§ STATED PROBLEM
Extract each line bearing the word "готовности".

--- START OF PROVIDED RECORDS ---

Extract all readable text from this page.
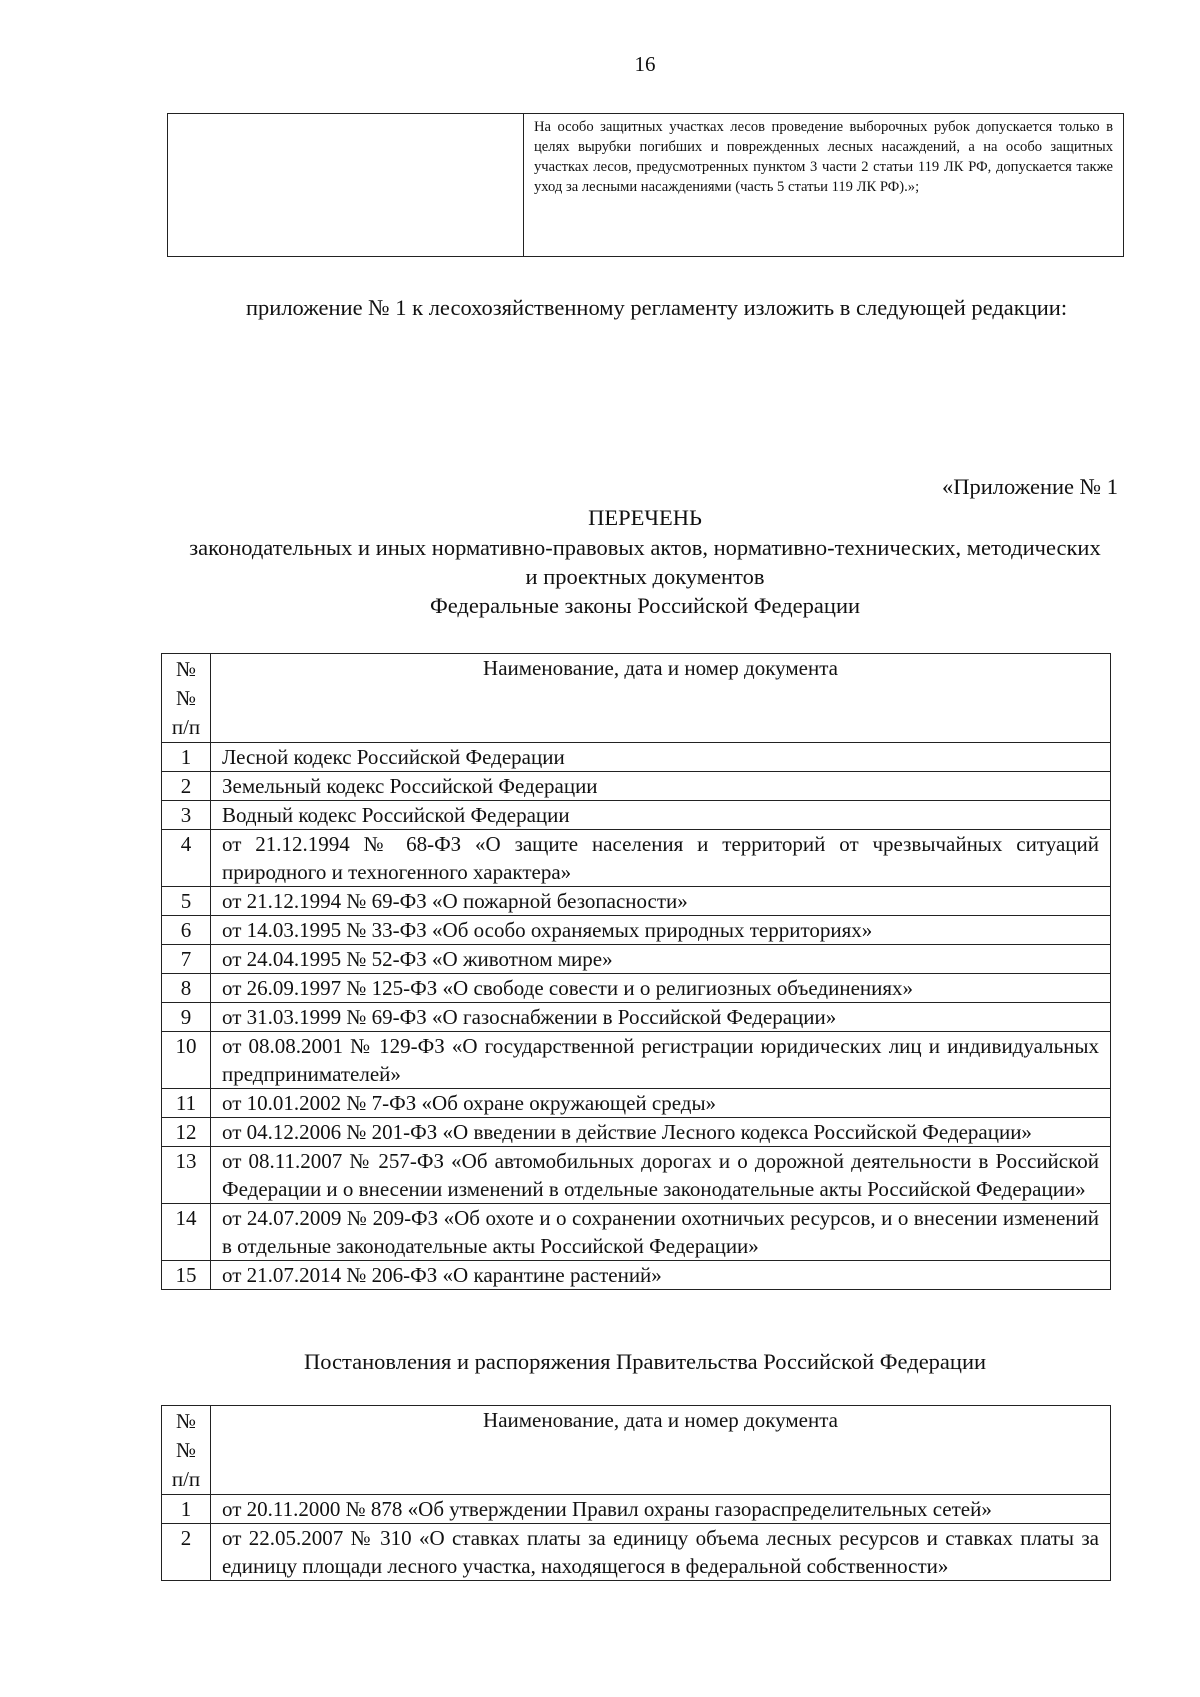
16
	На особо защитных участках лесов проведение выборочных рубок допускается только в целях вырубки погибших и поврежденных лесных насаждений, а на особо защитных участках лесов, предусмотренных пунктом 3 части 2 статьи 119 ЛК РФ, допускается также уход за лесными насаждениями (часть 5 статьи 119 ЛК РФ).»;

приложение № 1 к лесохозяйственному регламенту изложить в следующей редакции:

«Приложение № 1
ПЕРЕЧЕНЬ
законодательных и иных нормативно-правовых актов, нормативно-технических, методических и проектных документов
Федеральные законы Российской Федерации
№№ п/п	Наименование, дата и номер документа
1	Лесной кодекс Российской Федерации
2	Земельный кодекс Российской Федерации
3	Водный кодекс Российской Федерации
4	от 21.12.1994 № 68-ФЗ «О защите населения и территорий от чрезвычайных ситуаций природного и техногенного характера»
5	от 21.12.1994 № 69-ФЗ «О пожарной безопасности»
6	от 14.03.1995 № 33-ФЗ «Об особо охраняемых природных территориях»
7	от 24.04.1995 № 52-ФЗ «О животном мире»
8	от 26.09.1997 № 125-ФЗ «О свободе совести и о религиозных объединениях»
9	от 31.03.1999 № 69-ФЗ «О газоснабжении в Российской Федерации»
10	от 08.08.2001 № 129-ФЗ «О государственной регистрации юридических лиц и индивидуальных предпринимателей»
11	от 10.01.2002 № 7-ФЗ «Об охране окружающей среды»
12	от 04.12.2006 № 201-ФЗ «О введении в действие Лесного кодекса Российской Федерации»
13	от 08.11.2007 № 257-ФЗ «Об автомобильных дорогах и о дорожной деятельности в Российской Федерации и о внесении изменений в отдельные законодательные акты Российской Федерации»
14	от 24.07.2009 № 209-ФЗ «Об охоте и о сохранении охотничьих ресурсов, и о внесении изменений в отдельные законодательные акты Российской Федерации»
15	от 21.07.2014 № 206-ФЗ «О карантине растений»
Постановления и распоряжения Правительства Российской Федерации
№№ п/п	Наименование, дата и номер документа
1	от 20.11.2000 № 878 «Об утверждении Правил охраны газораспределительных сетей»
2	от 22.05.2007 № 310 «О ставках платы за единицу объема лесных ресурсов и ставках платы за единицу площади лесного участка, находящегося в федеральной собственности»
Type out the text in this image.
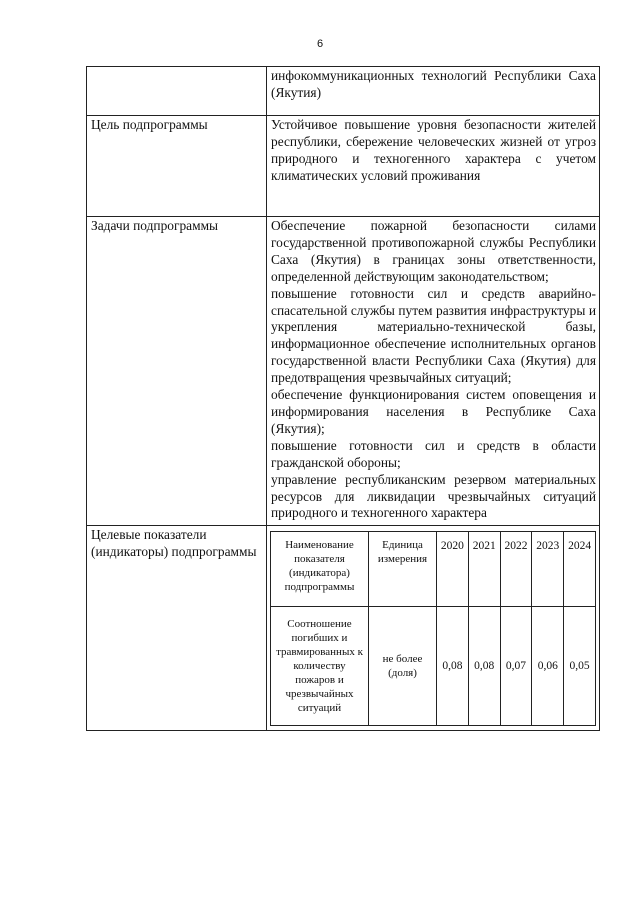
6

инфокоммуникационных технологий Республики Саха (Якутия)

Цель подпрограммы	Устойчивое повышение уровня безопасности жителей республики, сбережение человеческих жизней от угроз природного и техногенного характера с учетом климатических условий проживания

Задачи подпрограммы	Обеспечение пожарной безопасности силами государственной противопожарной службы Республики Саха (Якутия) в границах зоны ответственности, определенной действующим законодательством;
повышение готовности сил и средств аварийно-спасательной службы путем развития инфраструктуры и укрепления материально-технической базы, информационное обеспечение исполнительных органов государственной власти Республики Саха (Якутия) для предотвращения чрезвычайных ситуаций;
обеспечение функционирования систем оповещения и информирования населения в Республике Саха (Якутия);
повышение готовности сил и средств в области гражданской обороны;
управление республиканским резервом материальных ресурсов для ликвидации чрезвычайных ситуаций природного и техногенного характера

Целевые показатели (индикаторы) подпрограммы		Наименование показателя (индикатора) подпрограммы	Единица измерения	2020	2021	2022	2023	2024
Соотношение погибших и травмированных к количеству пожаров и чрезвычайных ситуаций	не более (доля)	0,08	0,08	0,07	0,06	0,05
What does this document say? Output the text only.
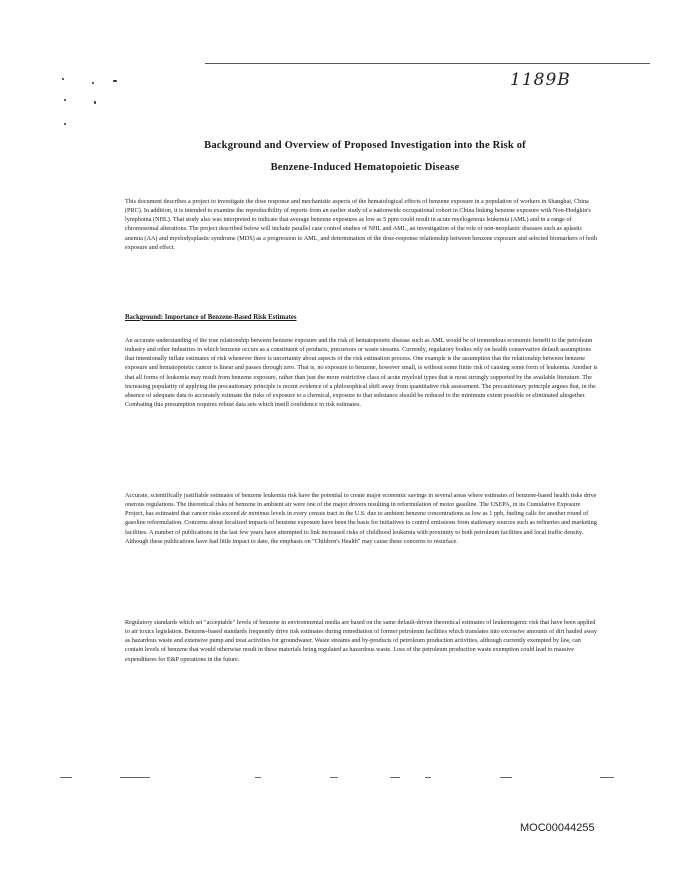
1189B
Background and Overview of Proposed Investigation into the Risk of
Benzene-Induced Hematopoietic Disease

This document describes a project to investigate the dose response and mechanistic aspects of the hematological effects of benzene exposure in a population of workers in Shanghai, China (PRC). In addition, it is intended to examine the reproducibility of reports from an earlier study of a nationwide occupational cohort in China linking benzene exposure with Non-Hodgkin's lymphoma (NHL). That study also was interpreted to indicate that average benzene exposures as low as 5 ppm could result in acute myelogenous leukemia (AML) and in a range of chromosomal alterations. The project described below will include parallel case control studies of NHL and AML, an investigation of the role of non-neoplastic diseases such as aplastic anemia (AA) and myelodysplastic syndrome (MDS) as a progression to AML, and determination of the dose-response relationship between benzene exposure and selected biomarkers of both exposure and effect.

Background: Importance of Benzene-Based Risk Estimates

An accurate understanding of the true relationship between benzene exposure and the risk of hematopoietic disease such as AML would be of tremendous economic benefit to the petroleum industry and other industries in which benzene occurs as a constituent of products, precursors or waste streams. Currently, regulatory bodies rely on health conservative default assumptions that intentionally inflate estimates of risk whenever there is uncertainty about aspects of the risk estimation process. One example is the assumption that the relationship between benzene exposure and hematopoietic cancer is linear and passes through zero. That is, no exposure to benzene, however small, is without some finite risk of causing some form of leukemia. Another is that all forms of leukemia may result from benzene exposure, rather than just the more restrictive class of acute myeloid types that is most strongly supported by the available literature. The increasing popularity of applying the precautionary principle is recent evidence of a philosophical shift away from quantitative risk assessment. The precautionary principle argues that, in the absence of adequate data to accurately estimate the risks of exposure to a chemical, exposure to that substance should be reduced to the minimum extent possible or eliminated altogether. Combating this presumption requires robust data sets which instill confidence in risk estimates.

Accurate, scientifically justifiable estimates of benzene leukemia risk have the potential to create major economic savings in several areas where estimates of benzene-based health risks drive onerous regulations. The theoretical risks of benzene in ambient air were one of the major drivers resulting in reformulation of motor gasoline. The USEPA, in its Cumulative Exposure Project, has estimated that cancer risks exceed de minimus levels in every census tract in the U.S. due to ambient benzene concentrations as low as 1 ppb, fueling calls for another round of gasoline reformulation. Concerns about localized impacts of benzene exposure have been the basis for initiatives to control emissions from stationary sources such as refineries and marketing facilities. A number of publications in the last few years have attempted to link increased risks of childhood leukemia with proximity to both petroleum facilities and local traffic density. Although these publications have had little impact to date, the emphasis on "Children's Health" may cause these concerns to resurface.

Regulatory standards which set "acceptable" levels of benzene in environmental media are based on the same default-driven theoretical estimates of leukemogenic risk that have been applied to air toxics legislation. Benzene-based standards frequently drive risk estimates during remediation of former petroleum facilities which translates into excessive amounts of dirt hauled away as hazardous waste and extensive pump and treat activities for groundwater. Waste streams and by-products of petroleum production activities, although currently exempted by law, can contain levels of benzene that would otherwise result in these materials being regulated as hazardous waste. Loss of the petroleum production waste exemption could lead to massive expenditures for E&P operations in the future.

MOC00044255
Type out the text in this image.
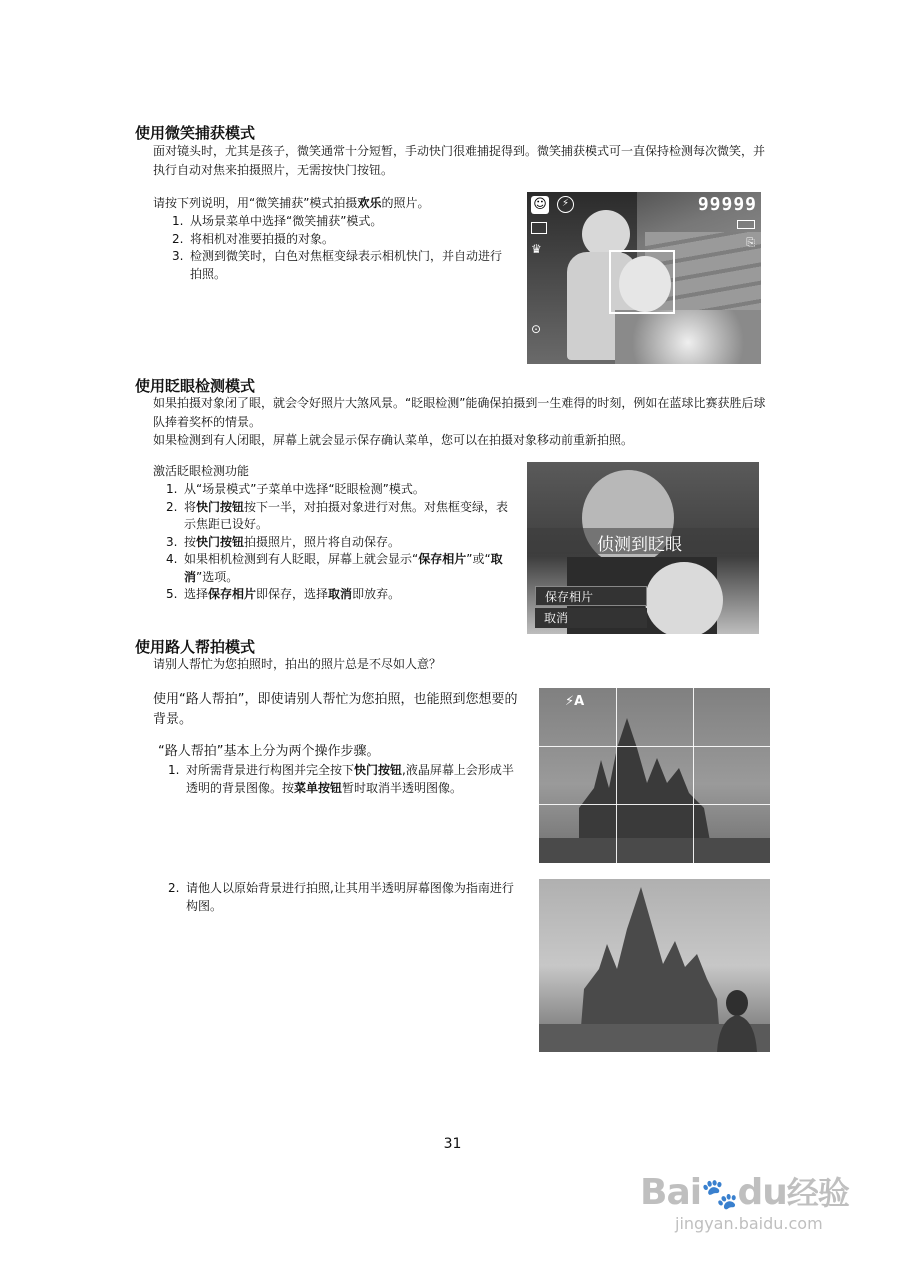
使用微笑捕获模式

面对镜头时，尤其是孩子，微笑通常十分短暂，手动快门很难捕捉得到。微笑捕获模式可一直保持检测每次微笑，并执行自动对焦来拍摄照片，无需按快门按钮。

请按下列说明，用“微笑捕获”模式拍摄欢乐的照片。

1. 从场景菜单中选择“微笑捕获”模式。
2. 将相机对准要拍摄的对象。
3. 检测到微笑时，白色对焦框变绿表示相机快门，并自动进行拍照。
☺	⚡	99999
♛	⎘
⊙
使用眨眼检测模式

如果拍摄对象闭了眼，就会令好照片大煞风景。“眨眼检测”能确保拍摄到一生难得的时刻，例如在蓝球比赛获胜后球队捧着奖杯的情景。

如果检测到有人闭眼，屏幕上就会显示保存确认菜单，您可以在拍摄对象移动前重新拍照。

激活眨眼检测功能

1. 从“场景模式”子菜单中选择“眨眼检测”模式。
2. 将快门按钮按下一半，对拍摄对象进行对焦。对焦框变绿，表示焦距已设好。
3. 按快门按钮拍摄照片，照片将自动保存。
4. 如果相机检测到有人眨眼，屏幕上就会显示“保存相片”或“取消”选项。
5. 选择保存相片即保存，选择取消即放弃。
侦测到眨眼
保存相片
取消
使用路人帮拍模式

请别人帮忙为您拍照时，拍出的照片总是不尽如人意？

使用“路人帮拍”，即使请别人帮忙为您拍照，也能照到您想要的背景。

“路人帮拍”基本上分为两个操作步骤。

1. 对所需背景进行构图并完全按下快门按钮,液晶屏幕上会形成半透明的背景图像。按菜单按钮暂时取消半透明图像。
2. 请他人以原始背景进行拍照,让其用半透明屏幕图像为指南进行构图。
⚡A
31
Bai🐾du经验
jingyan.baidu.com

--- END OF PROVIDED RECORDS ---

§ OUTPUT FOR THIS TASK
повышение готовности сил и средств аварийно-спасательной службы путем развития инфраструктуры и укрепления материально-технической базы, информационное обеспечение исполнительных органов государственной власти Республики Саха (Якутия) для предотвращения чрезвычайных ситуаций;
повышение готовности сил и средств в области гражданской обороны;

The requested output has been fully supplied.